Data listing

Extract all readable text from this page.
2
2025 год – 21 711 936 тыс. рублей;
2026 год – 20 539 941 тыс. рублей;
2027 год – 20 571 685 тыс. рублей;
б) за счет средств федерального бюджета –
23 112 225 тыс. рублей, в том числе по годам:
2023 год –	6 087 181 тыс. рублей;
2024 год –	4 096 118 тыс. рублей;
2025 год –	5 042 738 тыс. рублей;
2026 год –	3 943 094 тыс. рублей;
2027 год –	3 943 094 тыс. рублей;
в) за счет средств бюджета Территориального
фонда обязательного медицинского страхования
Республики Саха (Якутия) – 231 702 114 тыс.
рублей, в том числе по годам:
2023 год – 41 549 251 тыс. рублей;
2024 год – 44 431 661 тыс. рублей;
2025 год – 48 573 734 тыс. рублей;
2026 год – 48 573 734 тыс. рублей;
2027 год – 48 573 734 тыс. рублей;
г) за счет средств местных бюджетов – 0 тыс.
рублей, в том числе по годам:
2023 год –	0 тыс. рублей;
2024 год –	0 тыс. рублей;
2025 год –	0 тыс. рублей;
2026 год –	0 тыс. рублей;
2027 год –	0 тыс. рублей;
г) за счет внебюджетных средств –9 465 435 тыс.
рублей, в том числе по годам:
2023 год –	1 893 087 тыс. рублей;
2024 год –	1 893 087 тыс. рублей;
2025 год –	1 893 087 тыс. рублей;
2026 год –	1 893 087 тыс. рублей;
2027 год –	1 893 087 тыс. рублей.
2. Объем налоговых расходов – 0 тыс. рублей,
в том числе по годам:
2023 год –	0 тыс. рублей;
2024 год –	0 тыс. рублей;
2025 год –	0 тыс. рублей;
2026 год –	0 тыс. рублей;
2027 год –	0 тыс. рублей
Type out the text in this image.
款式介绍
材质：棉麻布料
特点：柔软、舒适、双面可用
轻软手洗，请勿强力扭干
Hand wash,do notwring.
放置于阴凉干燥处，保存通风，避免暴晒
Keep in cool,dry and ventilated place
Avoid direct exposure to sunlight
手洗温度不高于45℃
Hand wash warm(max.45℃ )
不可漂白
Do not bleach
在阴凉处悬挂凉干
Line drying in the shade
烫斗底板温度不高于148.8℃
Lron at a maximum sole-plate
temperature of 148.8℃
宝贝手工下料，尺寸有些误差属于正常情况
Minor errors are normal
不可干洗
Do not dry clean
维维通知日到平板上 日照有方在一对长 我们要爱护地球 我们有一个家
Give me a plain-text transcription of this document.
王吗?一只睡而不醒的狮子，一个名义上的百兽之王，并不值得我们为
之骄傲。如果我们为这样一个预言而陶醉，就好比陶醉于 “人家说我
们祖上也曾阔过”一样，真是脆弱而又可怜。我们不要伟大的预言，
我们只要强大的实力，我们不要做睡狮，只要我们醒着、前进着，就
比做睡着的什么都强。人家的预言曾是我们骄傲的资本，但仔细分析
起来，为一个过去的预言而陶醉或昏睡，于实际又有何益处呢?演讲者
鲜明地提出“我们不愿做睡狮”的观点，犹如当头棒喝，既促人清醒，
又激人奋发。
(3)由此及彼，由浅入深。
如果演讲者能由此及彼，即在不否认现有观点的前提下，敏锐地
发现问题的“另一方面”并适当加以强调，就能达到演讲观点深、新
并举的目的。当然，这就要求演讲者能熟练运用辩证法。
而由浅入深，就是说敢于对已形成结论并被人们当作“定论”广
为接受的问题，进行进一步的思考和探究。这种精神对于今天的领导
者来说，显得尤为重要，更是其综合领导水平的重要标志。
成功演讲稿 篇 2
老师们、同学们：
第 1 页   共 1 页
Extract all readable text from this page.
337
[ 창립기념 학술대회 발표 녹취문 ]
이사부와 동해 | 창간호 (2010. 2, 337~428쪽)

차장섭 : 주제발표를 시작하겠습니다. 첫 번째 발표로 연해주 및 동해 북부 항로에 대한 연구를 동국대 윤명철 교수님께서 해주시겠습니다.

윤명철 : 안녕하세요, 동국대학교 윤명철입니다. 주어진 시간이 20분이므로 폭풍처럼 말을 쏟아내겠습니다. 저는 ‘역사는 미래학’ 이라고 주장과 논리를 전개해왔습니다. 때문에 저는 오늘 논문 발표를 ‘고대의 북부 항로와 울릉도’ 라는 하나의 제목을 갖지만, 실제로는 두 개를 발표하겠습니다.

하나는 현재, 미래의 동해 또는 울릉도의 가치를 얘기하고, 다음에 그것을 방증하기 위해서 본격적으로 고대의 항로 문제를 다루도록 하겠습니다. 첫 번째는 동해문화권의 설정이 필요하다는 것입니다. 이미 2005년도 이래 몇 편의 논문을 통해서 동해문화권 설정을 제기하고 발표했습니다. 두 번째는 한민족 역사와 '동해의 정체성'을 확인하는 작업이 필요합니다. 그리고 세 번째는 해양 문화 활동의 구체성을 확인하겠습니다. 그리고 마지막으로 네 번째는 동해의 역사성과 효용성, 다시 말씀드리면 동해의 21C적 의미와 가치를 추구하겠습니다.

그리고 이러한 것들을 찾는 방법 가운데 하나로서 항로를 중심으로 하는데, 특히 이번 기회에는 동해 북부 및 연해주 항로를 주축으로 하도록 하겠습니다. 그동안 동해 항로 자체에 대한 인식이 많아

Problem to work on
Every line above that contains the word "средств" should be reported.

Result
б) за счет средств федерального бюджета –
в) за счет средств бюджета Территориального
г) за счет средств местных бюджетов – 0 тыс.
г) за счет внебюджетных средств –9 465 435 тыс.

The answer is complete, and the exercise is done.